» Written instruction
Take from the listing each line that has the string "insert".

--------------------

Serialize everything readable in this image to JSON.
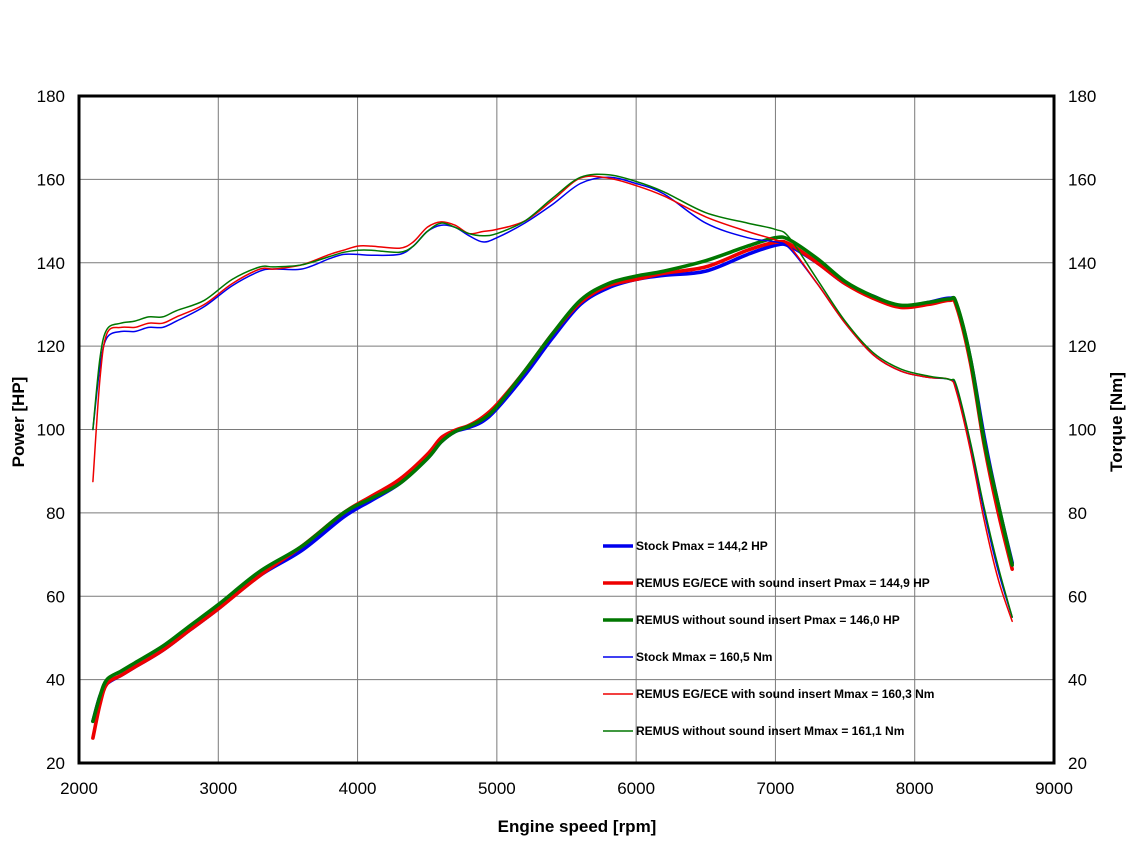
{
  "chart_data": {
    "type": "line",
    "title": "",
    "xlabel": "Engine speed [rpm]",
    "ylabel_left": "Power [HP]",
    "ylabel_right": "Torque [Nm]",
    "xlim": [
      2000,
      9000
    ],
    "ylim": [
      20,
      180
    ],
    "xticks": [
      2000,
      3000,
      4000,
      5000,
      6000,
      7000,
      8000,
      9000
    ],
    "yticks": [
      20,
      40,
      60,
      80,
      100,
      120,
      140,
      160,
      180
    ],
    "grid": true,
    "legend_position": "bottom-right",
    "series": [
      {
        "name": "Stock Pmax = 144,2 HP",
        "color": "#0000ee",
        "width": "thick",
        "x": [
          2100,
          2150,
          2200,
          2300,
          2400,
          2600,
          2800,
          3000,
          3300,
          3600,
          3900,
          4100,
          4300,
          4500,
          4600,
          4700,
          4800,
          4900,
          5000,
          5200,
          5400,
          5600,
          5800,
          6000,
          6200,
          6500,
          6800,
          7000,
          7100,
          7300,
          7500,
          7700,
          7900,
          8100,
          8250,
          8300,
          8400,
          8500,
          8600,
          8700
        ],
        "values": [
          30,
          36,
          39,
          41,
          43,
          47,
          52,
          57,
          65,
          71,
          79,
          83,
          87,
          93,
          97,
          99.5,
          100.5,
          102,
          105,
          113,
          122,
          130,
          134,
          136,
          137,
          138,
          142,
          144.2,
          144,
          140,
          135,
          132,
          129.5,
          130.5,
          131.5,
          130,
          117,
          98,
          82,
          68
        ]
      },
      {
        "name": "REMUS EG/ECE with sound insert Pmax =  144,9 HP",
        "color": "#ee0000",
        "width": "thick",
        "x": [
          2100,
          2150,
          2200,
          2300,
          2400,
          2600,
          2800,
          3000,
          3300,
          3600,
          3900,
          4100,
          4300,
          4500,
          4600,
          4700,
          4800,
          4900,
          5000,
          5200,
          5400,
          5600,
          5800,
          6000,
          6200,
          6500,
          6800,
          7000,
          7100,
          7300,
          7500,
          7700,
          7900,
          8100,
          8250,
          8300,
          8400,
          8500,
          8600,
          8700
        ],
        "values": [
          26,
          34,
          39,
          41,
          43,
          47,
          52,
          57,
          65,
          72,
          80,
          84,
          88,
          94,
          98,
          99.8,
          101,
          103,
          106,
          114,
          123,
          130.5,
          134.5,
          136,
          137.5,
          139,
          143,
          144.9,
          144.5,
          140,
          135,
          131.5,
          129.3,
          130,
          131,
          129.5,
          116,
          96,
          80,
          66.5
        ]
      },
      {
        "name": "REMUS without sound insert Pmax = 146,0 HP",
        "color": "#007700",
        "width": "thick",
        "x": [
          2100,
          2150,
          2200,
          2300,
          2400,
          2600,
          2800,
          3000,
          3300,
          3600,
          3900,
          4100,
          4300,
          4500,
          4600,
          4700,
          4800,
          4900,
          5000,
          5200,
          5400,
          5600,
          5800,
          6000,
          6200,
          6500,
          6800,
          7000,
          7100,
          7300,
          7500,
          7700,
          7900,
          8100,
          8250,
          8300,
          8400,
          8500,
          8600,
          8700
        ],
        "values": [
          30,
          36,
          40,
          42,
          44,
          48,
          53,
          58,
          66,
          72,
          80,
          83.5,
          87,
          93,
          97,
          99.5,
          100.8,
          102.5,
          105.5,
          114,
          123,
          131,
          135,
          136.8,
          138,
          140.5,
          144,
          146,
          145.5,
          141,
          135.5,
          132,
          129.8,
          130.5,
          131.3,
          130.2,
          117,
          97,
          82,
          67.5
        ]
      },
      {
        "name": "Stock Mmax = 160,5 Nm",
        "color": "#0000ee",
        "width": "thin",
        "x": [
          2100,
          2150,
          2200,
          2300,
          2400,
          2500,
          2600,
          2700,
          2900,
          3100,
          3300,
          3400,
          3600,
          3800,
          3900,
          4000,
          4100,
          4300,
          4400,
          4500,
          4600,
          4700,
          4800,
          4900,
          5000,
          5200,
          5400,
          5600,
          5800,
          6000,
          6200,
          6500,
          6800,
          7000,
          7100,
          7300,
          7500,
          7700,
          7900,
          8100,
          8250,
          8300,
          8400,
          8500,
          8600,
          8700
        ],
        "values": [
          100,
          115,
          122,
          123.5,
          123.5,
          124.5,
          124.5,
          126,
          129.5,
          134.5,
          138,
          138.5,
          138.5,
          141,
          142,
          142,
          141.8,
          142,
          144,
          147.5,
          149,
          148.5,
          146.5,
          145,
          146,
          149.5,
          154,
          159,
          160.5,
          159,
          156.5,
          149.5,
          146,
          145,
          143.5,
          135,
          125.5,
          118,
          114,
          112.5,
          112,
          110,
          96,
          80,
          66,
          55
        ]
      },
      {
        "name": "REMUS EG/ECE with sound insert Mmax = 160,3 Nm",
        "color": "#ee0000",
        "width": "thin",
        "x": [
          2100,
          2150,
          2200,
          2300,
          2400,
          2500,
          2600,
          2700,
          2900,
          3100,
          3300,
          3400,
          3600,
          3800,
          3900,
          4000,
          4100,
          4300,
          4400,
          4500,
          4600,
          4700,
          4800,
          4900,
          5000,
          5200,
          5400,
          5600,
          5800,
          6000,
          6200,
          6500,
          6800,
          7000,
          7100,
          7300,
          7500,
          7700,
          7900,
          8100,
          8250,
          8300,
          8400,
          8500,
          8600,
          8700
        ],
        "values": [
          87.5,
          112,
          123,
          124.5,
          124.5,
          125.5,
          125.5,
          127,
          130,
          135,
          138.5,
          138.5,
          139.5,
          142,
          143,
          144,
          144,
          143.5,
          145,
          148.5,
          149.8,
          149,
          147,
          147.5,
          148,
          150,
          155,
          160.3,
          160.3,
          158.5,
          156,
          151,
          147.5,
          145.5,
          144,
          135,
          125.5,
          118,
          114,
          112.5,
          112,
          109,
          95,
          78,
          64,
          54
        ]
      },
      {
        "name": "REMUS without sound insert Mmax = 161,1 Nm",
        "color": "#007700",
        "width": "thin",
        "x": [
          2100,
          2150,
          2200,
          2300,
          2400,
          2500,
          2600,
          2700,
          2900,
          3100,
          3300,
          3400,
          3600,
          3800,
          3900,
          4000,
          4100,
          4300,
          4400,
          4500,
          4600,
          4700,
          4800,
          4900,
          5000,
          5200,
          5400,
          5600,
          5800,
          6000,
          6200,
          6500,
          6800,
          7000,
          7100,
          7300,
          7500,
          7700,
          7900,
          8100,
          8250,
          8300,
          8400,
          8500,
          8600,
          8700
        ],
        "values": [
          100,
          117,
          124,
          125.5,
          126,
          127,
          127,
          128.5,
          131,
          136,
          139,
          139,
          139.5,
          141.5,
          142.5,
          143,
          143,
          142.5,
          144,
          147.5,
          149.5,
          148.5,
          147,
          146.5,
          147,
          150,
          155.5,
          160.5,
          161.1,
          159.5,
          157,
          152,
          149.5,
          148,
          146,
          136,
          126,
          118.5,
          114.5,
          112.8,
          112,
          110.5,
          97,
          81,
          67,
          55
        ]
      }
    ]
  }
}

--------------------

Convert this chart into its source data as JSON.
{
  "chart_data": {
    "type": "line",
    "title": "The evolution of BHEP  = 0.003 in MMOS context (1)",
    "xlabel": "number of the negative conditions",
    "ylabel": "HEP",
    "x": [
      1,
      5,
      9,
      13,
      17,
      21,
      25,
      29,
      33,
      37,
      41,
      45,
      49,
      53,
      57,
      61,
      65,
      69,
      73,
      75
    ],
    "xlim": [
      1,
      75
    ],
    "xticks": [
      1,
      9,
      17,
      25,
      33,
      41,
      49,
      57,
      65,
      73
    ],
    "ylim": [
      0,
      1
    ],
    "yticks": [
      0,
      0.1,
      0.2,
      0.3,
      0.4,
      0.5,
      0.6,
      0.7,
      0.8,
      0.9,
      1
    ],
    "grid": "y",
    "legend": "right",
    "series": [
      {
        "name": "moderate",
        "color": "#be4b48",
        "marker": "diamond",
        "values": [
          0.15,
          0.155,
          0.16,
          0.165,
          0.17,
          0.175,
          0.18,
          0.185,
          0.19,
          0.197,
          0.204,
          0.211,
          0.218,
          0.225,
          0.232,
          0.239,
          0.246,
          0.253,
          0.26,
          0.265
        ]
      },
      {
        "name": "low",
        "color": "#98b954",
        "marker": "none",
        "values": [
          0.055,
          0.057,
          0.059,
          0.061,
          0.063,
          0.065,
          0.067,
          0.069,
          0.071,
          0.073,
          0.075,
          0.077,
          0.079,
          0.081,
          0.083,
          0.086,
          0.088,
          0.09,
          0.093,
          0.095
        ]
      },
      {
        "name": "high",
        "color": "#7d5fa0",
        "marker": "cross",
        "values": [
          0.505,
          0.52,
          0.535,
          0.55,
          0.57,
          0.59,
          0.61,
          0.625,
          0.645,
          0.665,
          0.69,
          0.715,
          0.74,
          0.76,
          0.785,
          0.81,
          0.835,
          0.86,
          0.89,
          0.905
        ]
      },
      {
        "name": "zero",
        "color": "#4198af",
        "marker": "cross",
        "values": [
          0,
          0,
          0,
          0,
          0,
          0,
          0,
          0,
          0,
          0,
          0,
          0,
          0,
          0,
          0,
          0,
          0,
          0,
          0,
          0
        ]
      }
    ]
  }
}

--------------------

» Reply to the task
        "name": "REMUS EG/ECE with sound insert Pmax =  144,9 HP",
        "name": "REMUS without sound insert Pmax = 146,0 HP",
        "name": "REMUS EG/ECE with sound insert Mmax = 160,3 Nm",
        "name": "REMUS without sound insert Mmax = 161,1 Nm",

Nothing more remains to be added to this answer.